Written instruction = Give back the stretch of lines from the very first one through the line containing "button[interactable]: СОХРАНИТЬ [49,1236,641,1323]", with "Регион" switched to "Страна" and nothing else changed.

Records for this exercise =
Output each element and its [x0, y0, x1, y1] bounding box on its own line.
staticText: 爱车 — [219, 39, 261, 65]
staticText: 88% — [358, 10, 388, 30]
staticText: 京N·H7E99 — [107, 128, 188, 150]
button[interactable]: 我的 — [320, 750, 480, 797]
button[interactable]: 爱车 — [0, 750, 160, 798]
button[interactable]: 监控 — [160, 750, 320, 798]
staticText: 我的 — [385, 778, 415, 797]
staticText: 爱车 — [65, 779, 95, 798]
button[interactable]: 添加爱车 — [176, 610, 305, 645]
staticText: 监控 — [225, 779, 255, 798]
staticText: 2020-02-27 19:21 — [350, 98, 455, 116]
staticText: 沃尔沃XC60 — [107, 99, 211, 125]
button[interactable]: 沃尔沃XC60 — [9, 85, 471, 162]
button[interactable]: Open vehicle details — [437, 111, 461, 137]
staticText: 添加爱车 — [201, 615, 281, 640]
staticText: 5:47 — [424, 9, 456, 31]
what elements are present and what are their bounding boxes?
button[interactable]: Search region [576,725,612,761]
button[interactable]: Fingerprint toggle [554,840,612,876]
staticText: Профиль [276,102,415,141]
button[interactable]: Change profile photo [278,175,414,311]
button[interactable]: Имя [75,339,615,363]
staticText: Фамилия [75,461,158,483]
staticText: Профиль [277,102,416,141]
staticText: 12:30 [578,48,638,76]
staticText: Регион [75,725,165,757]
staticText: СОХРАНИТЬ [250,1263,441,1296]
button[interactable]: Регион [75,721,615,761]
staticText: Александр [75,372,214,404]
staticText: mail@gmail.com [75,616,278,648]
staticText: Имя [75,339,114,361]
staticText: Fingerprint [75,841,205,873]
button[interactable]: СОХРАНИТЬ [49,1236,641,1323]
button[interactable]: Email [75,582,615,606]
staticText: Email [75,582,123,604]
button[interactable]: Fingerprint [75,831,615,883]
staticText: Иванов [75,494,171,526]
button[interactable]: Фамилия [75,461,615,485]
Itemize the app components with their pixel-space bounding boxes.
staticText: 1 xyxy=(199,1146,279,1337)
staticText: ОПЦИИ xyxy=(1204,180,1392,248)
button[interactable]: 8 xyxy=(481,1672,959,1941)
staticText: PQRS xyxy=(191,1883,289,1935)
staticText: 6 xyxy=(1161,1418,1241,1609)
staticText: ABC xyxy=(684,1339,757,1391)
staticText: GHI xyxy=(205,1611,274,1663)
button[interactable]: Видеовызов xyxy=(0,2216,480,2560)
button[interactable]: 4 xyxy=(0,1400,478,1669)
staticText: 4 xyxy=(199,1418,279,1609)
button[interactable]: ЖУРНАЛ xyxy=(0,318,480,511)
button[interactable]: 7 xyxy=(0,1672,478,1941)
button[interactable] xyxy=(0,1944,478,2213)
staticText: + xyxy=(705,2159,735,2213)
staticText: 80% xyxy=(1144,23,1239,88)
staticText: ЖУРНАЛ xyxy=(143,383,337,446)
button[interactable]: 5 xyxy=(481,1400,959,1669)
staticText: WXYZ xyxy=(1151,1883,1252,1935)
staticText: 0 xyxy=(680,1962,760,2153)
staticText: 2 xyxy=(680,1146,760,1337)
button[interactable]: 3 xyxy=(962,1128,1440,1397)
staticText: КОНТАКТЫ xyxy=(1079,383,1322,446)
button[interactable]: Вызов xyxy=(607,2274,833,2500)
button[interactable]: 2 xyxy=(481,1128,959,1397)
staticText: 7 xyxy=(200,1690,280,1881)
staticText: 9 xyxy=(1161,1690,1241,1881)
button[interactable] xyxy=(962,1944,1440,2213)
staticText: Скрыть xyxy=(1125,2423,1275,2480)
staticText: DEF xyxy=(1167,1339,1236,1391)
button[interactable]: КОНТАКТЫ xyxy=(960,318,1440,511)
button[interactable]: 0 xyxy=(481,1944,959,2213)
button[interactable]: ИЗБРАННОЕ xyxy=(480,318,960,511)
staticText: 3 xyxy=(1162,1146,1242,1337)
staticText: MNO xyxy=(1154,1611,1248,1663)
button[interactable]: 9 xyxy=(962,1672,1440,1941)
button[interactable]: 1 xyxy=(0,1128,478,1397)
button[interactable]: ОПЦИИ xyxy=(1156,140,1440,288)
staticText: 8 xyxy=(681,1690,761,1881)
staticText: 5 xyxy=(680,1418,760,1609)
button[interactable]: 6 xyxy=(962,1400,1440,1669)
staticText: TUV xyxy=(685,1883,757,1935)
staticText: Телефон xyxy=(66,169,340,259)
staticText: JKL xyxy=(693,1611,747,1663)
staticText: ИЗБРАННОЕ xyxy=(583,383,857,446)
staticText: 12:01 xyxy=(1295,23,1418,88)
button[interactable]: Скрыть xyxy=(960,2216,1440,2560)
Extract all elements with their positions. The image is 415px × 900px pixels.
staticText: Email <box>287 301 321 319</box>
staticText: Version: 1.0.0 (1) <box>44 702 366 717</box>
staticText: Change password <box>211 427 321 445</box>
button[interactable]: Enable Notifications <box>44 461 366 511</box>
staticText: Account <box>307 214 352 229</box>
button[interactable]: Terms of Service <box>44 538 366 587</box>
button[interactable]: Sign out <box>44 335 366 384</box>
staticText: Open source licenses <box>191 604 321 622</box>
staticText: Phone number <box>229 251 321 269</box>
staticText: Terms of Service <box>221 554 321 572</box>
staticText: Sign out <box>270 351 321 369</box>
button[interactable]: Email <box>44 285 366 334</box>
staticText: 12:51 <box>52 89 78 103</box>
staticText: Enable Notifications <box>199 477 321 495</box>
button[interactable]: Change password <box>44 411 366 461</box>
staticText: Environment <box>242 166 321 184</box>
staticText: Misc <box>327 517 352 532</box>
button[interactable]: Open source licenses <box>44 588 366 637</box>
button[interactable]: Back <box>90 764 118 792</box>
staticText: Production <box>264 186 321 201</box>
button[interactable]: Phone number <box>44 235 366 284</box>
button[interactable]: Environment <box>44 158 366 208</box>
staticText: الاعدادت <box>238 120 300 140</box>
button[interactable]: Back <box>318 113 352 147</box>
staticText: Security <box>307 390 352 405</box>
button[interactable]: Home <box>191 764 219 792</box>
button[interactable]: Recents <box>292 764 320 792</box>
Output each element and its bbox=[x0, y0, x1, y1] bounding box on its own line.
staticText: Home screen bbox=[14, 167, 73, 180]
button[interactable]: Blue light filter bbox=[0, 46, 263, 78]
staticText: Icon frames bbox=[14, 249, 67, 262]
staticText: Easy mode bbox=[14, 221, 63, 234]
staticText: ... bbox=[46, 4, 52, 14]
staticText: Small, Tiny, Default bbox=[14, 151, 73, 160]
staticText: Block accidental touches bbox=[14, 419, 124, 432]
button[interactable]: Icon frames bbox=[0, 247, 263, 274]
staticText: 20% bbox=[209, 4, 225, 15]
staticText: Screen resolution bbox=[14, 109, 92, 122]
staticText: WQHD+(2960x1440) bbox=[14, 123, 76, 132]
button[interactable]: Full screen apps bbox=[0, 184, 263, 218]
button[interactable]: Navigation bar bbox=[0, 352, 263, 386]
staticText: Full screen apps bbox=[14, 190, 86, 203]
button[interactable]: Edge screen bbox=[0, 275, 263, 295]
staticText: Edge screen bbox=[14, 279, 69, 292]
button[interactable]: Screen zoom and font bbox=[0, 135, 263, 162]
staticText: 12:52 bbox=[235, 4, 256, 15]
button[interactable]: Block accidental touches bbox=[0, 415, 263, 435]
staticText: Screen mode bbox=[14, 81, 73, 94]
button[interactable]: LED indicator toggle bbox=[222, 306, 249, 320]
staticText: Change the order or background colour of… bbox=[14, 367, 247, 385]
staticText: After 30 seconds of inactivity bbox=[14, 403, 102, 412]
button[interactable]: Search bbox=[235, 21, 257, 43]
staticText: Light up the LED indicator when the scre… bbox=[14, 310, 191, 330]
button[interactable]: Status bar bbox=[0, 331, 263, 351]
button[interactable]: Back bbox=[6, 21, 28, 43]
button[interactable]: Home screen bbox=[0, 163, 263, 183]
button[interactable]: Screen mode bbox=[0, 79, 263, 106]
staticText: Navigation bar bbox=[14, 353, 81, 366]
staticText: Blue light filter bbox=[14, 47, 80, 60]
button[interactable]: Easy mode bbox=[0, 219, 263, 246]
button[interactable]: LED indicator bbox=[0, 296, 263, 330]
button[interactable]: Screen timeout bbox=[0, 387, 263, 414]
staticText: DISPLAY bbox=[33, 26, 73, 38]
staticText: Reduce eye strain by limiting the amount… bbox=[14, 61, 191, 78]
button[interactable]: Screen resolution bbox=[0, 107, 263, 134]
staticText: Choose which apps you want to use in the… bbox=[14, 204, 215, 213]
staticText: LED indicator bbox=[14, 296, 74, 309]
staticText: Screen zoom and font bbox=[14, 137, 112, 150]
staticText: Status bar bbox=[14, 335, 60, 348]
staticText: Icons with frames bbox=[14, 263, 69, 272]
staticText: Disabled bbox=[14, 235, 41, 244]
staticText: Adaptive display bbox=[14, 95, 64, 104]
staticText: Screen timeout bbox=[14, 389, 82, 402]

Final result =
Output each element and its [x0, y0, x1, y1] bounding box on its own line.
staticText: 爱车 — [219, 39, 261, 65]
staticText: 88% — [358, 10, 388, 30]
staticText: 京N·H7E99 — [107, 128, 188, 150]
button[interactable]: 我的 — [320, 750, 480, 797]
button[interactable]: 爱车 — [0, 750, 160, 798]
button[interactable]: 监控 — [160, 750, 320, 798]
staticText: 我的 — [385, 778, 415, 797]
staticText: 爱车 — [65, 779, 95, 798]
button[interactable]: 添加爱车 — [176, 610, 305, 645]
staticText: 监控 — [225, 779, 255, 798]
staticText: 2020-02-27 19:21 — [350, 98, 455, 116]
staticText: 沃尔沃XC60 — [107, 99, 211, 125]
button[interactable]: 沃尔沃XC60 — [9, 85, 471, 162]
button[interactable]: Open vehicle details — [437, 111, 461, 137]
staticText: 添加爱车 — [201, 615, 281, 640]
staticText: 5:47 — [424, 9, 456, 31]
what elements are present and what are their bounding boxes?
button[interactable]: Search region [576,725,612,761]
button[interactable]: Fingerprint toggle [554,840,612,876]
staticText: Профиль [276,102,415,141]
button[interactable]: Change profile photo [278,175,414,311]
button[interactable]: Имя [75,339,615,363]
staticText: Фамилия [75,461,158,483]
staticText: Профиль [277,102,416,141]
staticText: 12:30 [578,48,638,76]
staticText: Страна [75,725,165,757]
staticText: СОХРАНИТЬ [250,1263,441,1296]
button[interactable]: Страна [75,721,615,761]
staticText: Александр [75,372,214,404]
staticText: mail@gmail.com [75,616,278,648]
staticText: Имя [75,339,114,361]
staticText: Fingerprint [75,841,205,873]
button[interactable]: СОХРАНИТЬ [49,1236,641,1323]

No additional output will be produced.